→ **Written task**:
Output all of the entries below precisely as written.

→ **Data**:
## Start
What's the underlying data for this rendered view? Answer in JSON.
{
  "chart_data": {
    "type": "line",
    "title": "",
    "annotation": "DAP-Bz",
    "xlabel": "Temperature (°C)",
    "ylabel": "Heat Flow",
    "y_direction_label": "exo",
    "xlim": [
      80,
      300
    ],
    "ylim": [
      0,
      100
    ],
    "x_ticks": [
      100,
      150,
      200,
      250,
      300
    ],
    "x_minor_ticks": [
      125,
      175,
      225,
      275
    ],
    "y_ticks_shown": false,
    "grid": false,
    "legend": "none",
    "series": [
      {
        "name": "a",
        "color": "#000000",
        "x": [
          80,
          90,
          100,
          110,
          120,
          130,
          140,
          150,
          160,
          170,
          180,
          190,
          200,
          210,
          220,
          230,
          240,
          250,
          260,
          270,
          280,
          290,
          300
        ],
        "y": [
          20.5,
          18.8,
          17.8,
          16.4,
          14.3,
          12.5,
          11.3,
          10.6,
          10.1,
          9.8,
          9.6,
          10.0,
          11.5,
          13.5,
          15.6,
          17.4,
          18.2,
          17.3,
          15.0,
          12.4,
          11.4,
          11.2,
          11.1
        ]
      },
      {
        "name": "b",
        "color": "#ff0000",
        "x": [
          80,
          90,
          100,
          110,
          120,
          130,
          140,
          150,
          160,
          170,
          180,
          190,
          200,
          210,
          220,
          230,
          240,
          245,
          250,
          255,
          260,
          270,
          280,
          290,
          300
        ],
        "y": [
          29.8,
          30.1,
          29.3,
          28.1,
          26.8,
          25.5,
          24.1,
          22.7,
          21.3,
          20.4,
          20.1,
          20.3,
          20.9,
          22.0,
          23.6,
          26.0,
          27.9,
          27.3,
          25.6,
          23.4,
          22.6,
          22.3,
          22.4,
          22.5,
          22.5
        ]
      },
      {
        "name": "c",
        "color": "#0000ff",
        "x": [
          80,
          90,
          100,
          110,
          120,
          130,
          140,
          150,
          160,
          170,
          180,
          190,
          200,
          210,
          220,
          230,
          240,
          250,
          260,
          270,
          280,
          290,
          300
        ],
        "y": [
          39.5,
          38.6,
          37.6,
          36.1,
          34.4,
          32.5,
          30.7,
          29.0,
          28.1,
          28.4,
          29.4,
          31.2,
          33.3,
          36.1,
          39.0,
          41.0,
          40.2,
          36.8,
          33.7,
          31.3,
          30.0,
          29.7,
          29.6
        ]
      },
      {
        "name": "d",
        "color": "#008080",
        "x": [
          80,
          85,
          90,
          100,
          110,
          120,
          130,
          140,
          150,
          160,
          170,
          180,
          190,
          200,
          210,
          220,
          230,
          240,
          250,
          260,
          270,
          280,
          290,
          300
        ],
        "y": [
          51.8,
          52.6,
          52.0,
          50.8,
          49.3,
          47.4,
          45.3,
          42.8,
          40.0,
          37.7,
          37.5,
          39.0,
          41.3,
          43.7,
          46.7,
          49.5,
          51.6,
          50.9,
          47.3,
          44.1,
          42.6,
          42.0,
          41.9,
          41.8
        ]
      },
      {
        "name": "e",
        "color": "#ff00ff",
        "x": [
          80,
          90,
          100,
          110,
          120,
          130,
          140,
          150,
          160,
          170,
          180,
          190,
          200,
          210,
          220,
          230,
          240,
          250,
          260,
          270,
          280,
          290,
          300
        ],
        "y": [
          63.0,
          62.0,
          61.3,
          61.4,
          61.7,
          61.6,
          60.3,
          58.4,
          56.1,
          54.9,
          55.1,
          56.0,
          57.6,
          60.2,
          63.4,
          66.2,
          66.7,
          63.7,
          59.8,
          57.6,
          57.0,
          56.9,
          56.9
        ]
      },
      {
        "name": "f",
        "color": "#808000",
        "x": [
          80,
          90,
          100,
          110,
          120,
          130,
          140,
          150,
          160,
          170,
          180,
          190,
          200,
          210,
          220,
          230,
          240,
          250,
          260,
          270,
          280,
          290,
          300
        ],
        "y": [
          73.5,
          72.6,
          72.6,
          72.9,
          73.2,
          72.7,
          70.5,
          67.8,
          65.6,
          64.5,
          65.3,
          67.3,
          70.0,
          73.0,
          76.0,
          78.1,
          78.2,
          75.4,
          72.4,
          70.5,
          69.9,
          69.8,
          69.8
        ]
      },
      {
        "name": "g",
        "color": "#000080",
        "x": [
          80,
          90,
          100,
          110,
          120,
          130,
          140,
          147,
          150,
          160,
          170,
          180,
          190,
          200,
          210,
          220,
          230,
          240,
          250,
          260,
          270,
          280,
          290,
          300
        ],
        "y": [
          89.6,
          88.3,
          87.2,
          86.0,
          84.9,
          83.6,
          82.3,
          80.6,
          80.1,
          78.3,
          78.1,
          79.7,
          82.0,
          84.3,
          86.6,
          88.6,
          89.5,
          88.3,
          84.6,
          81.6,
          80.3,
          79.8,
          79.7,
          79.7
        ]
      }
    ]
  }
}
## End
→ **Exercise solution**:
What's the underlying data for this rendered view? Answer in JSON.
{
  "chart_data": {
    "type": "line",
    "title": "",
    "annotation": "DAP-Bz",
    "xlabel": "Temperature (°C)",
    "ylabel": "Heat Flow",
    "y_direction_label": "exo",
    "xlim": [
      80,
      300
    ],
    "ylim": [
      0,
      100
    ],
    "x_ticks": [
      100,
      150,
      200,
      250,
      300
    ],
    "x_minor_ticks": [
      125,
      175,
      225,
      275
    ],
    "y_ticks_shown": false,
    "grid": false,
    "legend": "none",
    "series": [
      {
        "name": "a",
        "color": "#000000",
        "x": [
          80,
          90,
          100,
          110,
          120,
          130,
          140,
          150,
          160,
          170,
          180,
          190,
          200,
          210,
          220,
          230,
          240,
          250,
          260,
          270,
          280,
          290,
          300
        ],
        "y": [
          20.5,
          18.8,
          17.8,
          16.4,
          14.3,
          12.5,
          11.3,
          10.6,
          10.1,
          9.8,
          9.6,
          10.0,
          11.5,
          13.5,
          15.6,
          17.4,
          18.2,
          17.3,
          15.0,
          12.4,
          11.4,
          11.2,
          11.1
        ]
      },
      {
        "name": "b",
        "color": "#ff0000",
        "x": [
          80,
          90,
          100,
          110,
          120,
          130,
          140,
          150,
          160,
          170,
          180,
          190,
          200,
          210,
          220,
          230,
          240,
          245,
          250,
          255,
          260,
          270,
          280,
          290,
          300
        ],
        "y": [
          29.8,
          30.1,
          29.3,
          28.1,
          26.8,
          25.5,
          24.1,
          22.7,
          21.3,
          20.4,
          20.1,
          20.3,
          20.9,
          22.0,
          23.6,
          26.0,
          27.9,
          27.3,
          25.6,
          23.4,
          22.6,
          22.3,
          22.4,
          22.5,
          22.5
        ]
      },
      {
        "name": "c",
        "color": "#0000ff",
        "x": [
          80,
          90,
          100,
          110,
          120,
          130,
          140,
          150,
          160,
          170,
          180,
          190,
          200,
          210,
          220,
          230,
          240,
          250,
          260,
          270,
          280,
          290,
          300
        ],
        "y": [
          39.5,
          38.6,
          37.6,
          36.1,
          34.4,
          32.5,
          30.7,
          29.0,
          28.1,
          28.4,
          29.4,
          31.2,
          33.3,
          36.1,
          39.0,
          41.0,
          40.2,
          36.8,
          33.7,
          31.3,
          30.0,
          29.7,
          29.6
        ]
      },
      {
        "name": "d",
        "color": "#008080",
        "x": [
          80,
          85,
          90,
          100,
          110,
          120,
          130,
          140,
          150,
          160,
          170,
          180,
          190,
          200,
          210,
          220,
          230,
          240,
          250,
          260,
          270,
          280,
          290,
          300
        ],
        "y": [
          51.8,
          52.6,
          52.0,
          50.8,
          49.3,
          47.4,
          45.3,
          42.8,
          40.0,
          37.7,
          37.5,
          39.0,
          41.3,
          43.7,
          46.7,
          49.5,
          51.6,
          50.9,
          47.3,
          44.1,
          42.6,
          42.0,
          41.9,
          41.8
        ]
      },
      {
        "name": "e",
        "color": "#ff00ff",
        "x": [
          80,
          90,
          100,
          110,
          120,
          130,
          140,
          150,
          160,
          170,
          180,
          190,
          200,
          210,
          220,
          230,
          240,
          250,
          260,
          270,
          280,
          290,
          300
        ],
        "y": [
          63.0,
          62.0,
          61.3,
          61.4,
          61.7,
          61.6,
          60.3,
          58.4,
          56.1,
          54.9,
          55.1,
          56.0,
          57.6,
          60.2,
          63.4,
          66.2,
          66.7,
          63.7,
          59.8,
          57.6,
          57.0,
          56.9,
          56.9
        ]
      },
      {
        "name": "f",
        "color": "#808000",
        "x": [
          80,
          90,
          100,
          110,
          120,
          130,
          140,
          150,
          160,
          170,
          180,
          190,
          200,
          210,
          220,
          230,
          240,
          250,
          260,
          270,
          280,
          290,
          300
        ],
        "y": [
          73.5,
          72.6,
          72.6,
          72.9,
          73.2,
          72.7,
          70.5,
          67.8,
          65.6,
          64.5,
          65.3,
          67.3,
          70.0,
          73.0,
          76.0,
          78.1,
          78.2,
          75.4,
          72.4,
          70.5,
          69.9,
          69.8,
          69.8
        ]
      },
      {
        "name": "g",
        "color": "#000080",
        "x": [
          80,
          90,
          100,
          110,
          120,
          130,
          140,
          147,
          150,
          160,
          170,
          180,
          190,
          200,
          210,
          220,
          230,
          240,
          250,
          260,
          270,
          280,
          290,
          300
        ],
        "y": [
          89.6,
          88.3,
          87.2,
          86.0,
          84.9,
          83.6,
          82.3,
          80.6,
          80.1,
          78.3,
          78.1,
          79.7,
          82.0,
          84.3,
          86.6,
          88.6,
          89.5,
          88.3,
          84.6,
          81.6,
          80.3,
          79.8,
          79.7,
          79.7
        ]
      }
    ]
  }
}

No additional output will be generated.